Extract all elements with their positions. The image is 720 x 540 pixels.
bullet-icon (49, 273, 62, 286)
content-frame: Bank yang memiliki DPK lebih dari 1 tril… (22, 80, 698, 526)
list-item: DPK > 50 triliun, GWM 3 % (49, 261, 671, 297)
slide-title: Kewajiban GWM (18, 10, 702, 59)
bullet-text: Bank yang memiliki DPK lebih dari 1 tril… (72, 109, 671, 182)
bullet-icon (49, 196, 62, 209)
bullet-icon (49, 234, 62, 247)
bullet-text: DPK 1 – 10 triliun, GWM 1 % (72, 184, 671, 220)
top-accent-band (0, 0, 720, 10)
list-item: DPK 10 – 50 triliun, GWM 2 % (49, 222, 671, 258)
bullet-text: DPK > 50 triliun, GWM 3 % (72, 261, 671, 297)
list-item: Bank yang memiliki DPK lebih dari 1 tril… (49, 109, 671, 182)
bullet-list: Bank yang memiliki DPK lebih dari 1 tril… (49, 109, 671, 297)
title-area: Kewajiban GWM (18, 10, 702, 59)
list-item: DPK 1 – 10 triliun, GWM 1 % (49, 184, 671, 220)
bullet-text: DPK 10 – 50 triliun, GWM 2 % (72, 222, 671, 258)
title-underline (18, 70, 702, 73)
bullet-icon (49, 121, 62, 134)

TASK REQUIREMENTS: Pull out every line of the records above and reproduce each one verbatim.

RESPONSE FOR THIS EXERCISE:
Extract all elements with their positions. The image is 720 x 540 pixels.
bullet-icon (49, 273, 62, 286)
content-frame: Bank yang memiliki DPK lebih dari 1 tril… (22, 80, 698, 526)
list-item: DPK > 50 triliun, GWM 3 % (49, 261, 671, 297)
slide-title: Kewajiban GWM (18, 10, 702, 59)
bullet-text: Bank yang memiliki DPK lebih dari 1 tril… (72, 109, 671, 182)
bullet-icon (49, 196, 62, 209)
bullet-icon (49, 234, 62, 247)
bullet-text: DPK 1 – 10 triliun, GWM 1 % (72, 184, 671, 220)
top-accent-band (0, 0, 720, 10)
list-item: DPK 10 – 50 triliun, GWM 2 % (49, 222, 671, 258)
bullet-text: DPK > 50 triliun, GWM 3 % (72, 261, 671, 297)
list-item: Bank yang memiliki DPK lebih dari 1 tril… (49, 109, 671, 182)
bullet-list: Bank yang memiliki DPK lebih dari 1 tril… (49, 109, 671, 297)
title-area: Kewajiban GWM (18, 10, 702, 59)
list-item: DPK 1 – 10 triliun, GWM 1 % (49, 184, 671, 220)
bullet-text: DPK 10 – 50 triliun, GWM 2 % (72, 222, 671, 258)
title-underline (18, 70, 702, 73)
bullet-icon (49, 121, 62, 134)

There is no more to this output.